• WHAT IS BEING ASKED
Print the listing lines word for word, from its first line through the line containing "group-divider xyxy=(559,405,1323,407)", with both ends included.

Bounding box annotations
************
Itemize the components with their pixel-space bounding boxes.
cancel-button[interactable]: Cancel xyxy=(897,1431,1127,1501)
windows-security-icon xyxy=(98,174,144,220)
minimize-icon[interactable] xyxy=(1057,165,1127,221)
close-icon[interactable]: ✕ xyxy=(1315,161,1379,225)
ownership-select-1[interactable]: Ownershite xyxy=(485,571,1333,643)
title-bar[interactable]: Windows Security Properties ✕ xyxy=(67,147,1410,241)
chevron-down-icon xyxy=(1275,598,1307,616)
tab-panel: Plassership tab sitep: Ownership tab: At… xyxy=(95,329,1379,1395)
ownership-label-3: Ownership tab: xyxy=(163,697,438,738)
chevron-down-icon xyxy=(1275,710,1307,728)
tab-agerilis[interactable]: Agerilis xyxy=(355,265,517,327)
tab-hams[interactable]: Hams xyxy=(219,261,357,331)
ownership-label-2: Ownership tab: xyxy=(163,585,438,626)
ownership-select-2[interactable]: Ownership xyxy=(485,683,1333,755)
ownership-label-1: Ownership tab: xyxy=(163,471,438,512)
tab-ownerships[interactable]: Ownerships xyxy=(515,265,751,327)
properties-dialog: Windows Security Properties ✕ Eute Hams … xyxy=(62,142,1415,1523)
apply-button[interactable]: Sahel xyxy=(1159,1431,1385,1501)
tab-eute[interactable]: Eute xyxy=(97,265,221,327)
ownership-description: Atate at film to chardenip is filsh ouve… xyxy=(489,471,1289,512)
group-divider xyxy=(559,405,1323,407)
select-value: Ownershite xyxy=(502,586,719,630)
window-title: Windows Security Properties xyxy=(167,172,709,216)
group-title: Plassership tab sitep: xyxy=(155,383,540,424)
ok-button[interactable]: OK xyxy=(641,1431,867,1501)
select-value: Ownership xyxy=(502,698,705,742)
************
• ANSWER FOR THE TASK
Itemize the components with their pixel-space bounding boxes.
cancel-button[interactable]: Cancel xyxy=(897,1431,1127,1501)
windows-security-icon xyxy=(98,174,144,220)
minimize-icon[interactable] xyxy=(1057,165,1127,221)
close-icon[interactable]: ✕ xyxy=(1315,161,1379,225)
ownership-select-1[interactable]: Ownershite xyxy=(485,571,1333,643)
title-bar[interactable]: Windows Security Properties ✕ xyxy=(67,147,1410,241)
chevron-down-icon xyxy=(1275,598,1307,616)
tab-panel: Plassership tab sitep: Ownership tab: At… xyxy=(95,329,1379,1395)
ownership-label-3: Ownership tab: xyxy=(163,697,438,738)
chevron-down-icon xyxy=(1275,710,1307,728)
tab-agerilis[interactable]: Agerilis xyxy=(355,265,517,327)
tab-hams[interactable]: Hams xyxy=(219,261,357,331)
ownership-label-2: Ownership tab: xyxy=(163,585,438,626)
ownership-select-2[interactable]: Ownership xyxy=(485,683,1333,755)
ownership-label-1: Ownership tab: xyxy=(163,471,438,512)
tab-ownerships[interactable]: Ownerships xyxy=(515,265,751,327)
properties-dialog: Windows Security Properties ✕ Eute Hams … xyxy=(62,142,1415,1523)
apply-button[interactable]: Sahel xyxy=(1159,1431,1385,1501)
tab-eute[interactable]: Eute xyxy=(97,265,221,327)
ownership-description: Atate at film to chardenip is filsh ouve… xyxy=(489,471,1289,512)
group-divider xyxy=(559,405,1323,407)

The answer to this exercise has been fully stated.